Stated problem -> Report all lines holding "sulfate".

Records for the exercise ->

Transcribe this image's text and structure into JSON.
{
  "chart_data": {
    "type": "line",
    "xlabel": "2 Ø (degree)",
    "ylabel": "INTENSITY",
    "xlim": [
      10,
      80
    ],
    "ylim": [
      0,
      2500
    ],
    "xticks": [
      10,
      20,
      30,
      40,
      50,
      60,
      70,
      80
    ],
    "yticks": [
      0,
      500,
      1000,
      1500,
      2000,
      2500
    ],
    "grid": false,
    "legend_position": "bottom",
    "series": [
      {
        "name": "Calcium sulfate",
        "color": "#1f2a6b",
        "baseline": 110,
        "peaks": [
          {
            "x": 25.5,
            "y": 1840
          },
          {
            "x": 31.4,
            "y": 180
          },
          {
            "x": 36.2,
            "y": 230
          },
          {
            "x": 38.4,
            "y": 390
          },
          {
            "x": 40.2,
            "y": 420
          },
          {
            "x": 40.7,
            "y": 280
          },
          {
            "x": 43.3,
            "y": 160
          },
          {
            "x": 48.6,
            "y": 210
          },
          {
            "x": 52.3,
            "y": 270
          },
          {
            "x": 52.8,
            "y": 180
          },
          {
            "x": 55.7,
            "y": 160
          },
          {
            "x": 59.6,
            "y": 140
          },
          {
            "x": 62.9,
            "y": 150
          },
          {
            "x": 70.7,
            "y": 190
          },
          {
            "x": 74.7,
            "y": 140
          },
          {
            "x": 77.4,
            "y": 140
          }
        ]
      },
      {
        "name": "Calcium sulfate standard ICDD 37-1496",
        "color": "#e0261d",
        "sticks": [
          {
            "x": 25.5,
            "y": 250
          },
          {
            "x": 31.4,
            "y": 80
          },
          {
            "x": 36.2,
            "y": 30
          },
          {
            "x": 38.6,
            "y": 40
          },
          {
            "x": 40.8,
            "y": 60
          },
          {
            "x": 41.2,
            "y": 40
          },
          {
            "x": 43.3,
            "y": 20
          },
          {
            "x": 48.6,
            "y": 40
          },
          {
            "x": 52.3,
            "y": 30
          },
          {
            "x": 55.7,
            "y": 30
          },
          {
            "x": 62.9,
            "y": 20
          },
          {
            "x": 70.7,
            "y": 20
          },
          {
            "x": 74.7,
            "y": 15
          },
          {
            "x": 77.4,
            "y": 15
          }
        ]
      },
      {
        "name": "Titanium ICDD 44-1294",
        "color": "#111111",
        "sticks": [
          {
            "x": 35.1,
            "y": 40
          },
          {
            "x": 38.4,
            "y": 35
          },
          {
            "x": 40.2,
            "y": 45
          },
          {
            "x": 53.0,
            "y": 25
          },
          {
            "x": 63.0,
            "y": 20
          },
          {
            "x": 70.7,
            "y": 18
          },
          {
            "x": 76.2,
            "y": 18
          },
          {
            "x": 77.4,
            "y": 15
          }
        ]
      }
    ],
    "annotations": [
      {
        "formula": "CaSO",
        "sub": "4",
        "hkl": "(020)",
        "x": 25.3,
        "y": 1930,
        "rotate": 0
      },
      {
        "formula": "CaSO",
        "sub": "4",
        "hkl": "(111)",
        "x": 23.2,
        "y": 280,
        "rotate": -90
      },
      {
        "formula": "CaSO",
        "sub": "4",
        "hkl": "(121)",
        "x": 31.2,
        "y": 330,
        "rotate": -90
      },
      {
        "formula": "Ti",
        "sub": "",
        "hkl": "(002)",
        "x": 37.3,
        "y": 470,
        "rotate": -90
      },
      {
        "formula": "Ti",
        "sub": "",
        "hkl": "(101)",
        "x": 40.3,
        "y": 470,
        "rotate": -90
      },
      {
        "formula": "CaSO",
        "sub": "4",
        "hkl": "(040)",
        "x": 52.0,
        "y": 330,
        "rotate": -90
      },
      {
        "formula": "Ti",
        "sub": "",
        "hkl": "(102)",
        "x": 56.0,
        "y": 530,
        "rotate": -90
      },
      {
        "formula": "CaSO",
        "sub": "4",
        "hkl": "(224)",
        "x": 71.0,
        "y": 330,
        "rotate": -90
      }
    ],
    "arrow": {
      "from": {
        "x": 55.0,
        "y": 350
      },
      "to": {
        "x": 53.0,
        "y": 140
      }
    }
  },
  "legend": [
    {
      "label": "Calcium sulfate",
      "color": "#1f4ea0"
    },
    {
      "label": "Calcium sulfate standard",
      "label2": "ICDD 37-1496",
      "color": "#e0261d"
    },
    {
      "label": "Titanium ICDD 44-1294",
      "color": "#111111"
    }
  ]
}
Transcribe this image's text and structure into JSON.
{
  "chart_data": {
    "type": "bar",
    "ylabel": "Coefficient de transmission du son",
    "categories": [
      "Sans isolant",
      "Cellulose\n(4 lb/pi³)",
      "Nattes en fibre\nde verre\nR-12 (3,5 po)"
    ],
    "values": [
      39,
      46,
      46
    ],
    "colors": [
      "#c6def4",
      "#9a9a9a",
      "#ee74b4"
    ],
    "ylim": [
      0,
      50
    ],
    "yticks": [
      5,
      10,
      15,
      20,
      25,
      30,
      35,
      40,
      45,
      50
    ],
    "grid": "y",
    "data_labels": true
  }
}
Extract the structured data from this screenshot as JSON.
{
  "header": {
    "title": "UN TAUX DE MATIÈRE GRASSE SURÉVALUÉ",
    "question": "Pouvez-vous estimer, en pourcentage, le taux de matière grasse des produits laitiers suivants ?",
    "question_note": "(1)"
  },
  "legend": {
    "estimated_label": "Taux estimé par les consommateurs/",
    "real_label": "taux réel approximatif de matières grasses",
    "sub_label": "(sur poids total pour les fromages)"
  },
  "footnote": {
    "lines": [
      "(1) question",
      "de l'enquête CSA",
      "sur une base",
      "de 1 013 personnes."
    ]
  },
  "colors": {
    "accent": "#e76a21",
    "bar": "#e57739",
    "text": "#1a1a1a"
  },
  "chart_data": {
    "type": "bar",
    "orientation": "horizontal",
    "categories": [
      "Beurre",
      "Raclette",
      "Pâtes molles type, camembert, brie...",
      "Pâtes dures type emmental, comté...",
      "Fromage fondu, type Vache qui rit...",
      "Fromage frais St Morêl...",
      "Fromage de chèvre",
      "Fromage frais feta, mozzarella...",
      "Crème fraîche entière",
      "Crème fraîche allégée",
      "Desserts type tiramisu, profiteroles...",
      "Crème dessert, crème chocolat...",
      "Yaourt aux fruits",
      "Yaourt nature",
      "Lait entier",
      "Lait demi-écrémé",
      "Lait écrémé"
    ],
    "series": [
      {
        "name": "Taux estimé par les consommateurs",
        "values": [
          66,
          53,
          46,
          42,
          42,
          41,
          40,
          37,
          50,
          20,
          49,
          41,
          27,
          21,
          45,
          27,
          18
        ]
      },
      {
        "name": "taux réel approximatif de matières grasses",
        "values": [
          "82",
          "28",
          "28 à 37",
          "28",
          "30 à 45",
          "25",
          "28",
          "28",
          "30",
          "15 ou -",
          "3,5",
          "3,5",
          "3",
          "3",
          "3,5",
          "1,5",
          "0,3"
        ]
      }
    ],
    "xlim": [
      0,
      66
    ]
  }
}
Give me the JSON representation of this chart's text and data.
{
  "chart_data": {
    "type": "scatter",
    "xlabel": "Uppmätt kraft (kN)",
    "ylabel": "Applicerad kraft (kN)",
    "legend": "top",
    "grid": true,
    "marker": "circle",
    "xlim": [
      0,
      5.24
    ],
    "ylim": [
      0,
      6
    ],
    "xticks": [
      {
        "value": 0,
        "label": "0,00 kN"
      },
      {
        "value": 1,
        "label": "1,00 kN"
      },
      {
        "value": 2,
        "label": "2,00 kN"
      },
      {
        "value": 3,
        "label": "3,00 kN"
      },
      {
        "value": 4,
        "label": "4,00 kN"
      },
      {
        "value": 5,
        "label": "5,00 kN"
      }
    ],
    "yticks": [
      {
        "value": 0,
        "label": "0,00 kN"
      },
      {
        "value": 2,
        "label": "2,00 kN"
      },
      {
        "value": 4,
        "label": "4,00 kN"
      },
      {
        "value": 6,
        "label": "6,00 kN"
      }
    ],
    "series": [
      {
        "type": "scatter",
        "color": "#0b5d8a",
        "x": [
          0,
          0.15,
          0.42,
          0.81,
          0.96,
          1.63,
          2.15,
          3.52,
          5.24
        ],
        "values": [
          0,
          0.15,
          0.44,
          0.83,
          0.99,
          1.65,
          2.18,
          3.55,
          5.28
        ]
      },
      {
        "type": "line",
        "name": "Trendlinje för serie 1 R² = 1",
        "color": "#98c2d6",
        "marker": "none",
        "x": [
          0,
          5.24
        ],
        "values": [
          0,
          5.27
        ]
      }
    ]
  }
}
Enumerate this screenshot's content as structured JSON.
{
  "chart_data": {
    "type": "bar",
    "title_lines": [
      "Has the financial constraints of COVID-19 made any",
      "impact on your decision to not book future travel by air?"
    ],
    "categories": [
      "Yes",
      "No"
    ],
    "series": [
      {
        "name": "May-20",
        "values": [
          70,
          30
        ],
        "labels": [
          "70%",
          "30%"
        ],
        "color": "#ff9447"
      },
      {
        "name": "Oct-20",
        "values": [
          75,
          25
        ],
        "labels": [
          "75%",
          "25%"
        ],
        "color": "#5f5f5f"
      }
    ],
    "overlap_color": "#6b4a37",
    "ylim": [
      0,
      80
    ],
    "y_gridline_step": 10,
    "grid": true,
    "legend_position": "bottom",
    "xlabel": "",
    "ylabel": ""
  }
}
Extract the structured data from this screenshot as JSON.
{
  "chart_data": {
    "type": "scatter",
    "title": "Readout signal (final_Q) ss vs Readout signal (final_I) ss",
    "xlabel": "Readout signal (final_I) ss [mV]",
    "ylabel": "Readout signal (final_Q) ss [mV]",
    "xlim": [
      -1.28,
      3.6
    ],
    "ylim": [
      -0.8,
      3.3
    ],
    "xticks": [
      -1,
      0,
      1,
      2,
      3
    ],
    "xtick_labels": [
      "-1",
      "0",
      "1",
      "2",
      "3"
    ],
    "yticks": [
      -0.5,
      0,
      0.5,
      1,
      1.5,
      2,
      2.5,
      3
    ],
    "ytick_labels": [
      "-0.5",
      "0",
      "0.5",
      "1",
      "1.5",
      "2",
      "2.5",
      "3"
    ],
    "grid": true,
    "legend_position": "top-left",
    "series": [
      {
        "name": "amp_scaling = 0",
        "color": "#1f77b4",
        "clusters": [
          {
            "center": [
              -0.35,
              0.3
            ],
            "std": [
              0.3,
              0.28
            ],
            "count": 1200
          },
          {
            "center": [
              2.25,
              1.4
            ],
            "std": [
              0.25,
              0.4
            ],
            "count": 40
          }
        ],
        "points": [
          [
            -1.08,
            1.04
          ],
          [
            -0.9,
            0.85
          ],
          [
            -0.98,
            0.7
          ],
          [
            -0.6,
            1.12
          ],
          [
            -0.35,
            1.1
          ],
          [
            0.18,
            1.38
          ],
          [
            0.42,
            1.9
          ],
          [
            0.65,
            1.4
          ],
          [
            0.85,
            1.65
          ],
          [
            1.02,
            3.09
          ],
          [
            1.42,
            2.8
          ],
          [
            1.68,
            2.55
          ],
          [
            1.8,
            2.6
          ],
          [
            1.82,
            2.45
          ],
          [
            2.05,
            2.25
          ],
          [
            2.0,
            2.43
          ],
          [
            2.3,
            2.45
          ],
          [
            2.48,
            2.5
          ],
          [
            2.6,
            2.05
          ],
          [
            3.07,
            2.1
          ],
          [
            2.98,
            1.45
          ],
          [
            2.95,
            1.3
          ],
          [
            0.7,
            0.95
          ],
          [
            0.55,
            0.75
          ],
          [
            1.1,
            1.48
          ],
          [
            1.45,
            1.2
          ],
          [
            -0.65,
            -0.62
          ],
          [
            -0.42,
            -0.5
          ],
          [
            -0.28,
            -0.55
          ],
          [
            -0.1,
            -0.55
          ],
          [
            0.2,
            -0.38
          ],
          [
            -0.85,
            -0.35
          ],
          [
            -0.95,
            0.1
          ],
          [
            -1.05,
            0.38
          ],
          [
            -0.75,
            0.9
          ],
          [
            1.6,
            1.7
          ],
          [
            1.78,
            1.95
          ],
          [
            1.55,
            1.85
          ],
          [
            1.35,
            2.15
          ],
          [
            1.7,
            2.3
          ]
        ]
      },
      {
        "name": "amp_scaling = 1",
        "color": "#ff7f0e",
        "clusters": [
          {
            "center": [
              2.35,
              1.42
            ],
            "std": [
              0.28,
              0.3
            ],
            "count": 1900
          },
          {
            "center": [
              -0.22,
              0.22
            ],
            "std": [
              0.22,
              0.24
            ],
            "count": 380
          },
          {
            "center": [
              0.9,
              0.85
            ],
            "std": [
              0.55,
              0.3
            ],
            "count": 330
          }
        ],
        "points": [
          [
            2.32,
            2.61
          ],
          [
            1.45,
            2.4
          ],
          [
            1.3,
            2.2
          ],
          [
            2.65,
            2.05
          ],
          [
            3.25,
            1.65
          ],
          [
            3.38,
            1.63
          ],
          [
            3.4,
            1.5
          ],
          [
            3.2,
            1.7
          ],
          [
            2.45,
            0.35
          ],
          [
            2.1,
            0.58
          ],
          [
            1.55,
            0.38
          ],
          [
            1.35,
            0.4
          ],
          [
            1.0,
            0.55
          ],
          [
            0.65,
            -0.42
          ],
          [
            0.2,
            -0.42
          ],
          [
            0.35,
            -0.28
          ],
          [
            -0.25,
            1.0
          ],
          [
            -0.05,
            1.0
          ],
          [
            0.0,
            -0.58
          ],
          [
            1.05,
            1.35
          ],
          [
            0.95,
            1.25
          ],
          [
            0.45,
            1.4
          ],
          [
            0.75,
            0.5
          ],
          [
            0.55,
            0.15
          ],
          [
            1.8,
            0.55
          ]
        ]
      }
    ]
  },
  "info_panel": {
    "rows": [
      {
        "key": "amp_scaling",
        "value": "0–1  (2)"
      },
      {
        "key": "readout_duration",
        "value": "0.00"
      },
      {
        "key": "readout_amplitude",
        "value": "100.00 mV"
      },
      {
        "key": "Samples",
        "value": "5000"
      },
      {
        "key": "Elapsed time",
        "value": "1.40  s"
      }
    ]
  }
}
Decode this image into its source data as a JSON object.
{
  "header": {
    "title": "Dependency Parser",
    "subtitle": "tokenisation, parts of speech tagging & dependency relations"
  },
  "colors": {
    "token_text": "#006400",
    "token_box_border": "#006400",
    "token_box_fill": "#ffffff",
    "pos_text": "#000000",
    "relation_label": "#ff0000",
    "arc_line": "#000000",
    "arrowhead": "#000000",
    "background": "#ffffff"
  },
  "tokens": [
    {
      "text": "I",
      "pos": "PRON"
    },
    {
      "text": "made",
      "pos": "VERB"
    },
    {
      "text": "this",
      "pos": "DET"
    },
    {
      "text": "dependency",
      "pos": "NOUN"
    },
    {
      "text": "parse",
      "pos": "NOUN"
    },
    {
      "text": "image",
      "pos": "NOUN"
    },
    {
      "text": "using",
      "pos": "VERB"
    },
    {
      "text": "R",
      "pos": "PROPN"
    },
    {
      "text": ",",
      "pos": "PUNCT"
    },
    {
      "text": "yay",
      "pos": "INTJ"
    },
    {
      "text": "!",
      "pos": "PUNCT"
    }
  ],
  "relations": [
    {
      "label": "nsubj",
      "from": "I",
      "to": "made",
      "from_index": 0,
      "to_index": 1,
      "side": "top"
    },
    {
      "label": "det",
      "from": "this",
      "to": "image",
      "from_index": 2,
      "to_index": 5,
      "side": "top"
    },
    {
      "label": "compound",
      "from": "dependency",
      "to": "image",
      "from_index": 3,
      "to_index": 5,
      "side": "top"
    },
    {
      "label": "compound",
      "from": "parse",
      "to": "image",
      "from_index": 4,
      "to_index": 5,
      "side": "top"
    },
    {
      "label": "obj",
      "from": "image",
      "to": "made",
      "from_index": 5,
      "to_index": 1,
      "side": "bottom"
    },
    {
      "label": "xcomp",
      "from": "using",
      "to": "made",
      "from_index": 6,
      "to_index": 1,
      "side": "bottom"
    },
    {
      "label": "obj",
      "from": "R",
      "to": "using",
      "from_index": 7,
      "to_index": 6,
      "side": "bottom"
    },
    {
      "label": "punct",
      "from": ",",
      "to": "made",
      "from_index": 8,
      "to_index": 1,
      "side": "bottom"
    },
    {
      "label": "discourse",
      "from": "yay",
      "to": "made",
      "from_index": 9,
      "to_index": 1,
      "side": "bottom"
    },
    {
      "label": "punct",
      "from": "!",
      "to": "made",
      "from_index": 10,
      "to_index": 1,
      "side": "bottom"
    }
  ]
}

Output of the exercise ->
        "name": "Calcium sulfate",
        "name": "Calcium sulfate standard ICDD 37-1496",
      "label": "Calcium sulfate",
      "label": "Calcium sulfate standard",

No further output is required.